• [Problem to work on]: Tally the lines in the listing below that include "Provide". Answer with the count and nothing more.

(Records from a dataset)

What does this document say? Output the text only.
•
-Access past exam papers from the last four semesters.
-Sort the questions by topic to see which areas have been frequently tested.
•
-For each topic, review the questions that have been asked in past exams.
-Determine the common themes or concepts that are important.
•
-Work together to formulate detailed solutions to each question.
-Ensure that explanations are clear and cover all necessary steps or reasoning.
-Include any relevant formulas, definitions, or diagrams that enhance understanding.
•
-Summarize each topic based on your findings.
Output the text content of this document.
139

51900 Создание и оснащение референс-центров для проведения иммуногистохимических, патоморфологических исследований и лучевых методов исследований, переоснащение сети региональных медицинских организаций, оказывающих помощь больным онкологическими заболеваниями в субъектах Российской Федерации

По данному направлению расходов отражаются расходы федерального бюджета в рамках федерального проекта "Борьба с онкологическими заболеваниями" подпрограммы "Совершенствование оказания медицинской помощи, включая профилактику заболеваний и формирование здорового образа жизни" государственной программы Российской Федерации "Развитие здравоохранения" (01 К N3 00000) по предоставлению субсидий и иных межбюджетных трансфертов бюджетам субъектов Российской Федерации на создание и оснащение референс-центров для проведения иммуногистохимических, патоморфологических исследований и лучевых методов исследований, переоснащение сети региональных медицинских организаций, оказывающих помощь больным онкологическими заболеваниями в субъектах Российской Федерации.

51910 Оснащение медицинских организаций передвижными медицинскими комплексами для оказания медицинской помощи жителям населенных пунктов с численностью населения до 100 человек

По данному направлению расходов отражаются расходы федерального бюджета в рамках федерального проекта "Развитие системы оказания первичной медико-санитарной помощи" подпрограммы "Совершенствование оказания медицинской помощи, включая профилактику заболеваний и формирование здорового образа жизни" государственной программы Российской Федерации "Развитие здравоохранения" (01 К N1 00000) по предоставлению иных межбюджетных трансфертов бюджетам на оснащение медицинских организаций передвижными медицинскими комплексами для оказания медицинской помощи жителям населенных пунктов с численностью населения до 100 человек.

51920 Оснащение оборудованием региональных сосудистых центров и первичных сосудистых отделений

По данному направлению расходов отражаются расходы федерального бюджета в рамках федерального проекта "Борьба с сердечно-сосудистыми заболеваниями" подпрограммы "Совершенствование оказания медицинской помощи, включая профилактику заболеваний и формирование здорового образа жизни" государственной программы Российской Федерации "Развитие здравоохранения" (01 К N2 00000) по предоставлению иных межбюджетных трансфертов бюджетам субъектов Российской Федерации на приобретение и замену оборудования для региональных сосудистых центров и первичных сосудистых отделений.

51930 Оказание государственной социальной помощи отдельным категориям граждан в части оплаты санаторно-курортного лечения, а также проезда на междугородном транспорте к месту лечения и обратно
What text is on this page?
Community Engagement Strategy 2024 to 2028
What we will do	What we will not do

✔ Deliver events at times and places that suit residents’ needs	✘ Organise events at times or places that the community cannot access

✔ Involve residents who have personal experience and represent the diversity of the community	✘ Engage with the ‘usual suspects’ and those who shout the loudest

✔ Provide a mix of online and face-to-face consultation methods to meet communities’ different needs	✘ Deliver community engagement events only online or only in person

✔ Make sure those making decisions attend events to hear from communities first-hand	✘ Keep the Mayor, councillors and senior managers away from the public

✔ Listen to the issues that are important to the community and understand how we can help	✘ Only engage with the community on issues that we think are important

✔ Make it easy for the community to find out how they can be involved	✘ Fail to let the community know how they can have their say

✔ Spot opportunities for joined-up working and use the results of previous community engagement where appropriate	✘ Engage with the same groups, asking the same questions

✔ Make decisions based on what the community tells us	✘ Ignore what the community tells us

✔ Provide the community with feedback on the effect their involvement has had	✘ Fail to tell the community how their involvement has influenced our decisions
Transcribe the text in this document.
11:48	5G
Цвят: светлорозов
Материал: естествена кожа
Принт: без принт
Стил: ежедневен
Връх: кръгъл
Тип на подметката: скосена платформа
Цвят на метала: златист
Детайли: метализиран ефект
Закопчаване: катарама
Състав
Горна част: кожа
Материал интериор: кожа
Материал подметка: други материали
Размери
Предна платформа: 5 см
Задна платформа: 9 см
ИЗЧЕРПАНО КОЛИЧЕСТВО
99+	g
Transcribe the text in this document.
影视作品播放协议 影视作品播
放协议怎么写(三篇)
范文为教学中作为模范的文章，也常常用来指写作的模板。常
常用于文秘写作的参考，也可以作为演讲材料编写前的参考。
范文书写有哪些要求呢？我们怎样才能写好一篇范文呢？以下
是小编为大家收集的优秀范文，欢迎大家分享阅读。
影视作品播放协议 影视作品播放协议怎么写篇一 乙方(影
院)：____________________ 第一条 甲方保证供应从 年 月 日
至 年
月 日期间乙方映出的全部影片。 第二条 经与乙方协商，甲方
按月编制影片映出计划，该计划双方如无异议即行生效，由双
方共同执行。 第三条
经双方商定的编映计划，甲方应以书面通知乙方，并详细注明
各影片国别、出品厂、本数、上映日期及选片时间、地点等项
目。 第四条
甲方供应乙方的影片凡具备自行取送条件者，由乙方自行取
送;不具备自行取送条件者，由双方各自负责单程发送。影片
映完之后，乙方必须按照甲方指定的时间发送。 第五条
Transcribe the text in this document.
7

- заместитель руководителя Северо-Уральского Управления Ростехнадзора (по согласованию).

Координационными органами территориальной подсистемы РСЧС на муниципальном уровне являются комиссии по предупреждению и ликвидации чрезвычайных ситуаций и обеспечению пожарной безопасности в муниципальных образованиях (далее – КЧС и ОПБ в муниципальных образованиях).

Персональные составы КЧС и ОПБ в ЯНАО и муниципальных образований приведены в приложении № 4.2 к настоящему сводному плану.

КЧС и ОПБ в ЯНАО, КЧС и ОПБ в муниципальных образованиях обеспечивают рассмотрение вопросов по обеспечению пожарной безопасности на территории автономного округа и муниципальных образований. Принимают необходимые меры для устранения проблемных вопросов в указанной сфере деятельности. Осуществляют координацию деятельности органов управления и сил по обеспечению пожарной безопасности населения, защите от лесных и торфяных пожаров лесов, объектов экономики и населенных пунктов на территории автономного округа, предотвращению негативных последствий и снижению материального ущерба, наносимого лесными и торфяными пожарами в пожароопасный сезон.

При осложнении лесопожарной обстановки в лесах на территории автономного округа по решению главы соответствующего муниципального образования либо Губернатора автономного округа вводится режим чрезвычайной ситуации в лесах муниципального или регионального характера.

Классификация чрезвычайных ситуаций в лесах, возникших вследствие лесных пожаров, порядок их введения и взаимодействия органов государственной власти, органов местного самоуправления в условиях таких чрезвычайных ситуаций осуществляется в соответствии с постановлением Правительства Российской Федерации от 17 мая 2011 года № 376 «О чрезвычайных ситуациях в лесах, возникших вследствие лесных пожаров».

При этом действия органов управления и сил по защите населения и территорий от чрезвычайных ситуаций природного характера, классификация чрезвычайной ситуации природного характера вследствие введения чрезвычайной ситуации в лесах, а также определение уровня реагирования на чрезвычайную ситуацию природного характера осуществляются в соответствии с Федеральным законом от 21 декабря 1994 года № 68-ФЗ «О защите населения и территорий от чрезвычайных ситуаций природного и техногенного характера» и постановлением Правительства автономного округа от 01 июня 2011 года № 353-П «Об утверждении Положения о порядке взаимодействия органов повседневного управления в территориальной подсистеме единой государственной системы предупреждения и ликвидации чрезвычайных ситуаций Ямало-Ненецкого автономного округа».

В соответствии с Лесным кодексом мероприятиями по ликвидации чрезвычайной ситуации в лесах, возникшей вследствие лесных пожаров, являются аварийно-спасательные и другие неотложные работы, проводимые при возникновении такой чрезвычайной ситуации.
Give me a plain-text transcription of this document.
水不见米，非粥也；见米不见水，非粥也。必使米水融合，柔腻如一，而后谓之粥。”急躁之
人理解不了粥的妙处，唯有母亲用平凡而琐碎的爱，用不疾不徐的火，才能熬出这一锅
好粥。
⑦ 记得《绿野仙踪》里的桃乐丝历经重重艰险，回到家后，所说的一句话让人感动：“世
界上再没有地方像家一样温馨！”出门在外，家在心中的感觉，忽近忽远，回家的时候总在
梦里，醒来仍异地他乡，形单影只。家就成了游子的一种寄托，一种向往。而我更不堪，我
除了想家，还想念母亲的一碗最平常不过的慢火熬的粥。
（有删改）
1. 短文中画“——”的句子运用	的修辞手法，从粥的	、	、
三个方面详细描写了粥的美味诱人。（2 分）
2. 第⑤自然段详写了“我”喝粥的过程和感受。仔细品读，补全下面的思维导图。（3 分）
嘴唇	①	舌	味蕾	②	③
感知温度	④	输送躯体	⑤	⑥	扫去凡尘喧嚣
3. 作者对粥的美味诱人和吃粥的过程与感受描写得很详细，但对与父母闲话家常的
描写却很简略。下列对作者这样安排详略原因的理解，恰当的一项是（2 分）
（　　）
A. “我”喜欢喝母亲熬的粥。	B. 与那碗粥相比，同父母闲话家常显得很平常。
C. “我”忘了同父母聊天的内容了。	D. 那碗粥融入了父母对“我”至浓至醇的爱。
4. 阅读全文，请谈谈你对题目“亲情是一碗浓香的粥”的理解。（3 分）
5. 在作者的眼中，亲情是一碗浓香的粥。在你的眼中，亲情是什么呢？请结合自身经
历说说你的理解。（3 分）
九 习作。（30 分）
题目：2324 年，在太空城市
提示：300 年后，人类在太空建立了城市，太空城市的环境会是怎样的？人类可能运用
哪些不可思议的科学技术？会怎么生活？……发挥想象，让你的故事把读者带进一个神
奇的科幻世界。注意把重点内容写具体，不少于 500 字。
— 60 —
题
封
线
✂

• [Result below]: 2